Copy out all of the material, matching it word for word.

Stored records –
+++

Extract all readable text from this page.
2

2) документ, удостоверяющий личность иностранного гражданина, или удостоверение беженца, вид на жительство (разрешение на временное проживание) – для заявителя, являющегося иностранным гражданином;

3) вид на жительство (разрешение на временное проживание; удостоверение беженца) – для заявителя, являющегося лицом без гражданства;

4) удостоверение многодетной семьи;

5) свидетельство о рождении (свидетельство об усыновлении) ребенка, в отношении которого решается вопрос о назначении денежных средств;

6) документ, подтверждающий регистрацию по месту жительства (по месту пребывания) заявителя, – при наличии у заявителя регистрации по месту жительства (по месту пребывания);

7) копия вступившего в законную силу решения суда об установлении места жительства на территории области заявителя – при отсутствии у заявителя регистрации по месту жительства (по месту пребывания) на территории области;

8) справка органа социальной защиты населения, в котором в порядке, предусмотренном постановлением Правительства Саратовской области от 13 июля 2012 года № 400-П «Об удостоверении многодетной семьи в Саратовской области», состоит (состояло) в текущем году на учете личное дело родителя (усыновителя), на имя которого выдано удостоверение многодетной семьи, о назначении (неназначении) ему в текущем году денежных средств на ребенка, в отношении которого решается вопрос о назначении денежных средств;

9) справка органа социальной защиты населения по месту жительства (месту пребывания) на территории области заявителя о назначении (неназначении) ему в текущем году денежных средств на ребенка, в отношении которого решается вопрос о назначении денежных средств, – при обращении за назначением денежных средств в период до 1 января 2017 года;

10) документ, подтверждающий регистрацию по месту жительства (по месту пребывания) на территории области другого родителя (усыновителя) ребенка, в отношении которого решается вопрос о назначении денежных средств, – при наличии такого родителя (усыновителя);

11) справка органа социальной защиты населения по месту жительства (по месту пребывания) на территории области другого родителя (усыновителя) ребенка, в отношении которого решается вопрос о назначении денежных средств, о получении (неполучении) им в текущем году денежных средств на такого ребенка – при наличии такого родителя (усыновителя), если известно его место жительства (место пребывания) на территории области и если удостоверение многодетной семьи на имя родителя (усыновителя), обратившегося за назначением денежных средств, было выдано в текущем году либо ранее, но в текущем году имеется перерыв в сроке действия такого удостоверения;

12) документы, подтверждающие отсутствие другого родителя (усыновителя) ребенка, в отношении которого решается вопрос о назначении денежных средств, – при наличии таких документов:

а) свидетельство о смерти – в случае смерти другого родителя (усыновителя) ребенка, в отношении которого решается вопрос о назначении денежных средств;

+++

TASK RESPONSE –
Extract all readable text from this page.
2

2) документ, удостоверяющий личность иностранного гражданина, или удостоверение беженца, вид на жительство (разрешение на временное проживание) – для заявителя, являющегося иностранным гражданином;

3) вид на жительство (разрешение на временное проживание; удостоверение беженца) – для заявителя, являющегося лицом без гражданства;

4) удостоверение многодетной семьи;

5) свидетельство о рождении (свидетельство об усыновлении) ребенка, в отношении которого решается вопрос о назначении денежных средств;

6) документ, подтверждающий регистрацию по месту жительства (по месту пребывания) заявителя, – при наличии у заявителя регистрации по месту жительства (по месту пребывания);

7) копия вступившего в законную силу решения суда об установлении места жительства на территории области заявителя – при отсутствии у заявителя регистрации по месту жительства (по месту пребывания) на территории области;

8) справка органа социальной защиты населения, в котором в порядке, предусмотренном постановлением Правительства Саратовской области от 13 июля 2012 года № 400-П «Об удостоверении многодетной семьи в Саратовской области», состоит (состояло) в текущем году на учете личное дело родителя (усыновителя), на имя которого выдано удостоверение многодетной семьи, о назначении (неназначении) ему в текущем году денежных средств на ребенка, в отношении которого решается вопрос о назначении денежных средств;

9) справка органа социальной защиты населения по месту жительства (месту пребывания) на территории области заявителя о назначении (неназначении) ему в текущем году денежных средств на ребенка, в отношении которого решается вопрос о назначении денежных средств, – при обращении за назначением денежных средств в период до 1 января 2017 года;

10) документ, подтверждающий регистрацию по месту жительства (по месту пребывания) на территории области другого родителя (усыновителя) ребенка, в отношении которого решается вопрос о назначении денежных средств, – при наличии такого родителя (усыновителя);

11) справка органа социальной защиты населения по месту жительства (по месту пребывания) на территории области другого родителя (усыновителя) ребенка, в отношении которого решается вопрос о назначении денежных средств, о получении (неполучении) им в текущем году денежных средств на такого ребенка – при наличии такого родителя (усыновителя), если известно его место жительства (место пребывания) на территории области и если удостоверение многодетной семьи на имя родителя (усыновителя), обратившегося за назначением денежных средств, было выдано в текущем году либо ранее, но в текущем году имеется перерыв в сроке действия такого удостоверения;

12) документы, подтверждающие отсутствие другого родителя (усыновителя) ребенка, в отношении которого решается вопрос о назначении денежных средств, – при наличии таких документов:

а) свидетельство о смерти – в случае смерти другого родителя (усыновителя) ребенка, в отношении которого решается вопрос о назначении денежных средств;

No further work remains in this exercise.